Extracted records
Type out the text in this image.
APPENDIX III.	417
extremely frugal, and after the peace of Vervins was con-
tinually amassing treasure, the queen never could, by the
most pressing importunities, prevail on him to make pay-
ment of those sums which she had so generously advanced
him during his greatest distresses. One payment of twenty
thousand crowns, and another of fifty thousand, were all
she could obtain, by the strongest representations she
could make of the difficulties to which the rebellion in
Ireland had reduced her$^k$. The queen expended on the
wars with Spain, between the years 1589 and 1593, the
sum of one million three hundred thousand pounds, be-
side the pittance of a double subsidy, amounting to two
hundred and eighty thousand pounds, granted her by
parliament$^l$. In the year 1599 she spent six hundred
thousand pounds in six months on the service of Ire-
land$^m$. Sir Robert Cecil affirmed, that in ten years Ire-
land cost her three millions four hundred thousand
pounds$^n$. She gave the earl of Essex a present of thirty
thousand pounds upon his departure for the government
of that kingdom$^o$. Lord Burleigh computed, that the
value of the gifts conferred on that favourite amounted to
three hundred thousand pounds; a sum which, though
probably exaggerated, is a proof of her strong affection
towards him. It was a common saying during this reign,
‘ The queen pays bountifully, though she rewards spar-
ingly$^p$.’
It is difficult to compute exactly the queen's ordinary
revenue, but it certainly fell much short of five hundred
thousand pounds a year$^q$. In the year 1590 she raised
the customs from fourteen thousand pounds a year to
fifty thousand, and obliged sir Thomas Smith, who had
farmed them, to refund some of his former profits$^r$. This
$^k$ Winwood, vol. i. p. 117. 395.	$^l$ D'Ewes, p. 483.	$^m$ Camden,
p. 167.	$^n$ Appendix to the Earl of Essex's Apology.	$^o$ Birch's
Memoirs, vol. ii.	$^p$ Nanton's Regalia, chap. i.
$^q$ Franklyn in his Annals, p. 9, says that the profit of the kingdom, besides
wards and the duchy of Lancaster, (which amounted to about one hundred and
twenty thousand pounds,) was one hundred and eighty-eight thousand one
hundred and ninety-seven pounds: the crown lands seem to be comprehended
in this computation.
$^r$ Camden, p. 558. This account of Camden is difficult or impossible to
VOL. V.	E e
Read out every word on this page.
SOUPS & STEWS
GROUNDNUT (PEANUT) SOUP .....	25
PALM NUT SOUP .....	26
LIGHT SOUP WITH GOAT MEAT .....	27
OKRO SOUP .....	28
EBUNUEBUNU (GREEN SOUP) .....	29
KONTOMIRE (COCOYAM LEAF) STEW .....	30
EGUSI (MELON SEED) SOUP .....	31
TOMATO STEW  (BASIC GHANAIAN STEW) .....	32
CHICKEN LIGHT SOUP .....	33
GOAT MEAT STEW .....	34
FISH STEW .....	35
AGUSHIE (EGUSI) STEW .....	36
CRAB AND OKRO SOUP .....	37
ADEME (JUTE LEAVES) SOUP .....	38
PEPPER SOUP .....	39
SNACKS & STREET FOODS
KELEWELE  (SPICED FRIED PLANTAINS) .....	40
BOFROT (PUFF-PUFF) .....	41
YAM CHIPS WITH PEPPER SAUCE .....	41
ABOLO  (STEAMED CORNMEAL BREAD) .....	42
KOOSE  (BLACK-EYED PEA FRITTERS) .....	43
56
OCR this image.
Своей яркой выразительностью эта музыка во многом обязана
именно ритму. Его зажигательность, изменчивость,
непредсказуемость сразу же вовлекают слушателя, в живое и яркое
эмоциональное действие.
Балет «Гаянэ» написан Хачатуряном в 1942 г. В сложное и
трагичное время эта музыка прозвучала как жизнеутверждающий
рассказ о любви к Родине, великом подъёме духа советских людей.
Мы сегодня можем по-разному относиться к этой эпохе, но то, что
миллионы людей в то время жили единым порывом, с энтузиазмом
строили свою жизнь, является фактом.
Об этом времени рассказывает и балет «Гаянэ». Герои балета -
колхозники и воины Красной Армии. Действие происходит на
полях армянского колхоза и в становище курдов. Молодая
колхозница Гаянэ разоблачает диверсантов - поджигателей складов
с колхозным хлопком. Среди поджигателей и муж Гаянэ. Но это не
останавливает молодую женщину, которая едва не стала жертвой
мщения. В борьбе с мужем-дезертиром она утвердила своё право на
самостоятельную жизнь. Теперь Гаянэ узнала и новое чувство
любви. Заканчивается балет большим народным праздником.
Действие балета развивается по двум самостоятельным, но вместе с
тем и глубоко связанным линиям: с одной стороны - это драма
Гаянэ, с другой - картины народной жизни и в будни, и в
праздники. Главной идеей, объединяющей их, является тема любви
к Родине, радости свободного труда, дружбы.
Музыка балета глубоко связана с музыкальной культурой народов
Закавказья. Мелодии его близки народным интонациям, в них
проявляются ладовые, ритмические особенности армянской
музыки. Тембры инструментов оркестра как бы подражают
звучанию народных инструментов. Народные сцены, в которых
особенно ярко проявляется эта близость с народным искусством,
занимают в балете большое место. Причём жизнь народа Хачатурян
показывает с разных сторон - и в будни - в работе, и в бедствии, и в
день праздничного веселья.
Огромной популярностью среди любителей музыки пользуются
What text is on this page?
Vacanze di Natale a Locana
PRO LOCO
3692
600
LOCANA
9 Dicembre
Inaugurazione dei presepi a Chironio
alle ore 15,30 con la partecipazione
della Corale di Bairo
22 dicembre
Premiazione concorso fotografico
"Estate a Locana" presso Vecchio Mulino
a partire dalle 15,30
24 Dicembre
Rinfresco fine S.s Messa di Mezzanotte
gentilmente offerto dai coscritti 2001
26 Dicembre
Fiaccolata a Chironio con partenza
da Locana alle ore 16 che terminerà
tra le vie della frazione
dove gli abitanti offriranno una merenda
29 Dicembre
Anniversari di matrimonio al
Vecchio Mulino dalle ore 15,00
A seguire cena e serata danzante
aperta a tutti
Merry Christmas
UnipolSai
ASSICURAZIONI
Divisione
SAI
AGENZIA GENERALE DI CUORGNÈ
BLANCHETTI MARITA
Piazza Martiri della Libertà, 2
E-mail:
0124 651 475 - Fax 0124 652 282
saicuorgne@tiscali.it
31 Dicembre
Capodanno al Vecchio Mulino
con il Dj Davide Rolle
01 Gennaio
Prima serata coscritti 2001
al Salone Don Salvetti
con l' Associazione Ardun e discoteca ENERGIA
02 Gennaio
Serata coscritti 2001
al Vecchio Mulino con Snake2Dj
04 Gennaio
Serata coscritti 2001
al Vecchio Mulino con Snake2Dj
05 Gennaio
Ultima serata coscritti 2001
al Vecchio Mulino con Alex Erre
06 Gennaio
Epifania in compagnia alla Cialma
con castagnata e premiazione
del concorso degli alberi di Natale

_Task instructions_
Extract the entries above verbatim.

_Response for this exercise_
Type out the text in this image.
APPENDIX III.	417
extremely frugal, and after the peace of Vervins was con-
tinually amassing treasure, the queen never could, by the
most pressing importunities, prevail on him to make pay-
ment of those sums which she had so generously advanced
him during his greatest distresses. One payment of twenty
thousand crowns, and another of fifty thousand, were all
she could obtain, by the strongest representations she
could make of the difficulties to which the rebellion in
Ireland had reduced her$^k$. The queen expended on the
wars with Spain, between the years 1589 and 1593, the
sum of one million three hundred thousand pounds, be-
side the pittance of a double subsidy, amounting to two
hundred and eighty thousand pounds, granted her by
parliament$^l$. In the year 1599 she spent six hundred
thousand pounds in six months on the service of Ire-
land$^m$. Sir Robert Cecil affirmed, that in ten years Ire-
land cost her three millions four hundred thousand
pounds$^n$. She gave the earl of Essex a present of thirty
thousand pounds upon his departure for the government
of that kingdom$^o$. Lord Burleigh computed, that the
value of the gifts conferred on that favourite amounted to
three hundred thousand pounds; a sum which, though
probably exaggerated, is a proof of her strong affection
towards him. It was a common saying during this reign,
‘ The queen pays bountifully, though she rewards spar-
ingly$^p$.’
It is difficult to compute exactly the queen's ordinary
revenue, but it certainly fell much short of five hundred
thousand pounds a year$^q$. In the year 1590 she raised
the customs from fourteen thousand pounds a year to
fifty thousand, and obliged sir Thomas Smith, who had
farmed them, to refund some of his former profits$^r$. This
$^k$ Winwood, vol. i. p. 117. 395.	$^l$ D'Ewes, p. 483.	$^m$ Camden,
p. 167.	$^n$ Appendix to the Earl of Essex's Apology.	$^o$ Birch's
Memoirs, vol. ii.	$^p$ Nanton's Regalia, chap. i.
$^q$ Franklyn in his Annals, p. 9, says that the profit of the kingdom, besides
wards and the duchy of Lancaster, (which amounted to about one hundred and
twenty thousand pounds,) was one hundred and eighty-eight thousand one
hundred and ninety-seven pounds: the crown lands seem to be comprehended
in this computation.
$^r$ Camden, p. 558. This account of Camden is difficult or impossible to
VOL. V.	E e
Read out every word on this page.
SOUPS & STEWS
GROUNDNUT (PEANUT) SOUP .....	25
PALM NUT SOUP .....	26
LIGHT SOUP WITH GOAT MEAT .....	27
OKRO SOUP .....	28
EBUNUEBUNU (GREEN SOUP) .....	29
KONTOMIRE (COCOYAM LEAF) STEW .....	30
EGUSI (MELON SEED) SOUP .....	31
TOMATO STEW  (BASIC GHANAIAN STEW) .....	32
CHICKEN LIGHT SOUP .....	33
GOAT MEAT STEW .....	34
FISH STEW .....	35
AGUSHIE (EGUSI) STEW .....	36
CRAB AND OKRO SOUP .....	37
ADEME (JUTE LEAVES) SOUP .....	38
PEPPER SOUP .....	39
SNACKS & STREET FOODS
KELEWELE  (SPICED FRIED PLANTAINS) .....	40
BOFROT (PUFF-PUFF) .....	41
YAM CHIPS WITH PEPPER SAUCE .....	41
ABOLO  (STEAMED CORNMEAL BREAD) .....	42
KOOSE  (BLACK-EYED PEA FRITTERS) .....	43
56
OCR this image.
Своей яркой выразительностью эта музыка во многом обязана
именно ритму. Его зажигательность, изменчивость,
непредсказуемость сразу же вовлекают слушателя, в живое и яркое
эмоциональное действие.
Балет «Гаянэ» написан Хачатуряном в 1942 г. В сложное и
трагичное время эта музыка прозвучала как жизнеутверждающий
рассказ о любви к Родине, великом подъёме духа советских людей.
Мы сегодня можем по-разному относиться к этой эпохе, но то, что
миллионы людей в то время жили единым порывом, с энтузиазмом
строили свою жизнь, является фактом.
Об этом времени рассказывает и балет «Гаянэ». Герои балета -
колхозники и воины Красной Армии. Действие происходит на
полях армянского колхоза и в становище курдов. Молодая
колхозница Гаянэ разоблачает диверсантов - поджигателей складов
с колхозным хлопком. Среди поджигателей и муж Гаянэ. Но это не
останавливает молодую женщину, которая едва не стала жертвой
мщения. В борьбе с мужем-дезертиром она утвердила своё право на
самостоятельную жизнь. Теперь Гаянэ узнала и новое чувство
любви. Заканчивается балет большим народным праздником.
Действие балета развивается по двум самостоятельным, но вместе с
тем и глубоко связанным линиям: с одной стороны - это драма
Гаянэ, с другой - картины народной жизни и в будни, и в
праздники. Главной идеей, объединяющей их, является тема любви
к Родине, радости свободного труда, дружбы.
Музыка балета глубоко связана с музыкальной культурой народов
Закавказья. Мелодии его близки народным интонациям, в них
проявляются ладовые, ритмические особенности армянской
музыки. Тембры инструментов оркестра как бы подражают
звучанию народных инструментов. Народные сцены, в которых
особенно ярко проявляется эта близость с народным искусством,
занимают в балете большое место. Причём жизнь народа Хачатурян
показывает с разных сторон - и в будни - в работе, и в бедствии, и в
день праздничного веселья.
Огромной популярностью среди любителей музыки пользуются
What text is on this page?
Vacanze di Natale a Locana
PRO LOCO
3692
600
LOCANA
9 Dicembre
Inaugurazione dei presepi a Chironio
alle ore 15,30 con la partecipazione
della Corale di Bairo
22 dicembre
Premiazione concorso fotografico
"Estate a Locana" presso Vecchio Mulino
a partire dalle 15,30
24 Dicembre
Rinfresco fine S.s Messa di Mezzanotte
gentilmente offerto dai coscritti 2001
26 Dicembre
Fiaccolata a Chironio con partenza
da Locana alle ore 16 che terminerà
tra le vie della frazione
dove gli abitanti offriranno una merenda
29 Dicembre
Anniversari di matrimonio al
Vecchio Mulino dalle ore 15,00
A seguire cena e serata danzante
aperta a tutti
Merry Christmas
UnipolSai
ASSICURAZIONI
Divisione
SAI
AGENZIA GENERALE DI CUORGNÈ
BLANCHETTI MARITA
Piazza Martiri della Libertà, 2
E-mail:
0124 651 475 - Fax 0124 652 282
saicuorgne@tiscali.it
31 Dicembre
Capodanno al Vecchio Mulino
con il Dj Davide Rolle
01 Gennaio
Prima serata coscritti 2001
al Salone Don Salvetti
con l' Associazione Ardun e discoteca ENERGIA
02 Gennaio
Serata coscritti 2001
al Vecchio Mulino con Snake2Dj
04 Gennaio
Serata coscritti 2001
al Vecchio Mulino con Snake2Dj
05 Gennaio
Ultima serata coscritti 2001
al Vecchio Mulino con Alex Erre
06 Gennaio
Epifania in compagnia alla Cialma
con castagnata e premiazione
del concorso degli alberi di Natale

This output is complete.